▶ INSTRUCTION
Go through the material below and report how many lines contain "later". Give only the number.

Records from a collection of figures
#####
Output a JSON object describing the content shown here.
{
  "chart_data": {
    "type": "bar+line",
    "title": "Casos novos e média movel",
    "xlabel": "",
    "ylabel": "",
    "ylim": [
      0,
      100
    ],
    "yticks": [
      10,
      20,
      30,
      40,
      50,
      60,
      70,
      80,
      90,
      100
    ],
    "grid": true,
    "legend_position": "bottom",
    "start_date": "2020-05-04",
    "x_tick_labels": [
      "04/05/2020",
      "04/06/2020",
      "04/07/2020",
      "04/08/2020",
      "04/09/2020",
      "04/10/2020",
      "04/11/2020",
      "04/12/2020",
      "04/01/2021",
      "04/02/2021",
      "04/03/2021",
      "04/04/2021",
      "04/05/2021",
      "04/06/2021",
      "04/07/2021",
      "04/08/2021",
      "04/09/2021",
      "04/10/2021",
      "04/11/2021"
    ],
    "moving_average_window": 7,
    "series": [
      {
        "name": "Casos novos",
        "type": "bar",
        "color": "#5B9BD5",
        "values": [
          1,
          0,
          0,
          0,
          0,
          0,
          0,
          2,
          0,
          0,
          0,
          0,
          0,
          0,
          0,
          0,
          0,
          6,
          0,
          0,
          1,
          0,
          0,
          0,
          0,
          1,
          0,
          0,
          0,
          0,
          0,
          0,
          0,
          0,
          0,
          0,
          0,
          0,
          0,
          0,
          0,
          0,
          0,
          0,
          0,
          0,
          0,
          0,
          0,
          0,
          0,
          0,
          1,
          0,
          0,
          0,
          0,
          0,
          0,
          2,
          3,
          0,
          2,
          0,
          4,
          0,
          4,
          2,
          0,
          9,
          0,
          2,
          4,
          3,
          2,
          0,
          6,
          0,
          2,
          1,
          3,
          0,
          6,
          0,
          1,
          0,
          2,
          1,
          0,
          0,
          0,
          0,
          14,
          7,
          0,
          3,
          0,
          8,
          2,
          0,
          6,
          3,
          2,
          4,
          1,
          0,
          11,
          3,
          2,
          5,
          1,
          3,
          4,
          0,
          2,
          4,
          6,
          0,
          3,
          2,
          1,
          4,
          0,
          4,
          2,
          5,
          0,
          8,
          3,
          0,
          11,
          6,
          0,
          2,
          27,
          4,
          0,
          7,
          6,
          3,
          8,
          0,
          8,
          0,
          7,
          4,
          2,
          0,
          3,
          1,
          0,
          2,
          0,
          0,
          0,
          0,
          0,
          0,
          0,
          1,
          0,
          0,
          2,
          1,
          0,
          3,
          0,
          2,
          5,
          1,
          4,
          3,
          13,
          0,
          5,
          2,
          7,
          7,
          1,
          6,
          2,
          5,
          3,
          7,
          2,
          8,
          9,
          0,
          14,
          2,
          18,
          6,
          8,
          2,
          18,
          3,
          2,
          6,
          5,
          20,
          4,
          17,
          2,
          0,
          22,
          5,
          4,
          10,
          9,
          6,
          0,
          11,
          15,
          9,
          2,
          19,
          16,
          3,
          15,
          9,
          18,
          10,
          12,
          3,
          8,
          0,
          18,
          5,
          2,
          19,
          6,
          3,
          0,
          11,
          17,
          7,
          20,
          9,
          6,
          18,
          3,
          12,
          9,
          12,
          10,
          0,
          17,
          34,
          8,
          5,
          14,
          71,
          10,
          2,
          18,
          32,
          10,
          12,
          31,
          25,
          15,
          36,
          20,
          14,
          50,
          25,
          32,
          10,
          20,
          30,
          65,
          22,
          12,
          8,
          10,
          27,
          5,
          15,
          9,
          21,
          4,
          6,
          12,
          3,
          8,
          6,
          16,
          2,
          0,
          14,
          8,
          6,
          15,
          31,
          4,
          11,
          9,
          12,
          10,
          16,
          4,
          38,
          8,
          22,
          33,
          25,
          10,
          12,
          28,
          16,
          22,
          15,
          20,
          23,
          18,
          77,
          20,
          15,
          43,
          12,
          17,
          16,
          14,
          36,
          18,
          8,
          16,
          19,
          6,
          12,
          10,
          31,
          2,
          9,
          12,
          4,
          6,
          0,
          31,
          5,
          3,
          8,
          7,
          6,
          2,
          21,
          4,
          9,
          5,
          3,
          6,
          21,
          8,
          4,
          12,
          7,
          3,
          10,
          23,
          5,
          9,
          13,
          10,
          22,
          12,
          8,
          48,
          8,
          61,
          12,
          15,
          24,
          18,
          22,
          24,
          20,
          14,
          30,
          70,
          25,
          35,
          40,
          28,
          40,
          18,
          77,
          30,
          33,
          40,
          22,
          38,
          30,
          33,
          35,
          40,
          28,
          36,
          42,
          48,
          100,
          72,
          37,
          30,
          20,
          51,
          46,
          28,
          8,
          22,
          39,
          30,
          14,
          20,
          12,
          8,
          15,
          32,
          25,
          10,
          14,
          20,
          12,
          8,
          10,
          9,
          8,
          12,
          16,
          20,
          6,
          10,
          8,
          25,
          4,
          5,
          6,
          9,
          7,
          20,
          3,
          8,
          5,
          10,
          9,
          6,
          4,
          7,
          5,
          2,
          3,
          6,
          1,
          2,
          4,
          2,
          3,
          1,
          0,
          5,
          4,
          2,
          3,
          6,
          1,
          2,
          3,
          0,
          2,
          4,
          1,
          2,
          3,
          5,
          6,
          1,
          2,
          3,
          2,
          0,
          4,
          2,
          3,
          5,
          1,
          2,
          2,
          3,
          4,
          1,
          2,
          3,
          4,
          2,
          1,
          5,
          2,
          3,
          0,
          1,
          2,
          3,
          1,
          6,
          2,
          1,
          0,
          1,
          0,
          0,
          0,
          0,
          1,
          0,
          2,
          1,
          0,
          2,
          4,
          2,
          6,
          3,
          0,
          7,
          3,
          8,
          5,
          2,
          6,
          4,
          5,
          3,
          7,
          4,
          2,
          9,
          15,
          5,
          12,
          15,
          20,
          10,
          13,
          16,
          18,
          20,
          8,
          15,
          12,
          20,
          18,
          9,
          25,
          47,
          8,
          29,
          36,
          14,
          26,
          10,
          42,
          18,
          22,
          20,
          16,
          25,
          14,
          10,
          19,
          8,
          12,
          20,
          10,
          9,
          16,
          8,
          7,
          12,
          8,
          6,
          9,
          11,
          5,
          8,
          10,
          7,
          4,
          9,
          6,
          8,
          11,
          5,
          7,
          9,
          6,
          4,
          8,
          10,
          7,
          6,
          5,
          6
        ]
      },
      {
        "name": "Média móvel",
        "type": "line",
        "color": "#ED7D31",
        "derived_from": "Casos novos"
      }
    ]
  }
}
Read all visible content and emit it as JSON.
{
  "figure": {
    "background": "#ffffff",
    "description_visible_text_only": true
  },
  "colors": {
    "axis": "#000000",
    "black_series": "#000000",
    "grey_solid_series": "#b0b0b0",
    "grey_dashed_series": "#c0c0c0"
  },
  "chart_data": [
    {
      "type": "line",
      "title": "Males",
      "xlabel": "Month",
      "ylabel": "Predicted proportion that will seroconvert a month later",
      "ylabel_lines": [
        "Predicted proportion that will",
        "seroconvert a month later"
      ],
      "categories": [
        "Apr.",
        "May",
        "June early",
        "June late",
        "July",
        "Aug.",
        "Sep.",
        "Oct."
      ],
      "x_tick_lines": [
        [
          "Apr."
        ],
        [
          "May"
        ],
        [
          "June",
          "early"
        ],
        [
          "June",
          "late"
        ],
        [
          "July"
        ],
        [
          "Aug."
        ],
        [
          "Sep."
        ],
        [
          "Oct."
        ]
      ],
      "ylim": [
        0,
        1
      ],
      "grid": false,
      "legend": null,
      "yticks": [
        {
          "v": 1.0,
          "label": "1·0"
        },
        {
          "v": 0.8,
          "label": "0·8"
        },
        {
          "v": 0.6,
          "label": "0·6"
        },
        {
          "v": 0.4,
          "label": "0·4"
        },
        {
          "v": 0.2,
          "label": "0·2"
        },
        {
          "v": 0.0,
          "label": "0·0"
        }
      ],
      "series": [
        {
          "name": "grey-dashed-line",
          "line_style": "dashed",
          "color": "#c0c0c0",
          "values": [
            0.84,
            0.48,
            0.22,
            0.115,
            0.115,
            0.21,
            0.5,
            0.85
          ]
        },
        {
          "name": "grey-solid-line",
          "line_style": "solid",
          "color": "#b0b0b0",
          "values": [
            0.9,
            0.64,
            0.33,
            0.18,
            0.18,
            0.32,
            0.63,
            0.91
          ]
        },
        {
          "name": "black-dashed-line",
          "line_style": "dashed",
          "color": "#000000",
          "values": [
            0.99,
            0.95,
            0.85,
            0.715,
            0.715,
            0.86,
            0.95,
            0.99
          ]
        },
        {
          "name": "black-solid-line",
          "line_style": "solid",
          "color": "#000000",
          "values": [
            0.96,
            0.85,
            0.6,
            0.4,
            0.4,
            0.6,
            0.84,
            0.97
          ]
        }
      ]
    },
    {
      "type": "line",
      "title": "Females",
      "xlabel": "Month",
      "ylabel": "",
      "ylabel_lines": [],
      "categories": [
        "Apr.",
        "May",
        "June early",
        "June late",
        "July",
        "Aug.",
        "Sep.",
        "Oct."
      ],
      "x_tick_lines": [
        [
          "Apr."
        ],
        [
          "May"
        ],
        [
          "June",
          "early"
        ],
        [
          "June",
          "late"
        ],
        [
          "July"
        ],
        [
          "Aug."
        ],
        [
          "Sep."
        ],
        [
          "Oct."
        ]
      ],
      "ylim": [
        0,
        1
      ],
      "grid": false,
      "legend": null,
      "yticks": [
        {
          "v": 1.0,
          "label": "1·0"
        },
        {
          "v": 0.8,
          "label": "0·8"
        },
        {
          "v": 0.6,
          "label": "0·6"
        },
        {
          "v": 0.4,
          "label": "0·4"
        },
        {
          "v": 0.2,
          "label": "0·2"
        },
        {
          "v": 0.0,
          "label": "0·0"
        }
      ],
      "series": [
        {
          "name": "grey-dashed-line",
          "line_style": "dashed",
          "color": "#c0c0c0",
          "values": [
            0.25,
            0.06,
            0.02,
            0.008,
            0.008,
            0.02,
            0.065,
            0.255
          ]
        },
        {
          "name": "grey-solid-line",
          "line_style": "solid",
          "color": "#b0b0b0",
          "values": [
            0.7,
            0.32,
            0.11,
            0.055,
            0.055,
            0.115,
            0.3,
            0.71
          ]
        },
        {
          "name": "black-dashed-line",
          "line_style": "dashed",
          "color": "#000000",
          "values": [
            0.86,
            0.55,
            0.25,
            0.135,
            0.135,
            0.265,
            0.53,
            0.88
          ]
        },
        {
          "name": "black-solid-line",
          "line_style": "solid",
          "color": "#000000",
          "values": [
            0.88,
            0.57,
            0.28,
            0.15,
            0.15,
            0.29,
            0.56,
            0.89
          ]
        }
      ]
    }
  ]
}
#####
▶ RIGHT ANSWER
2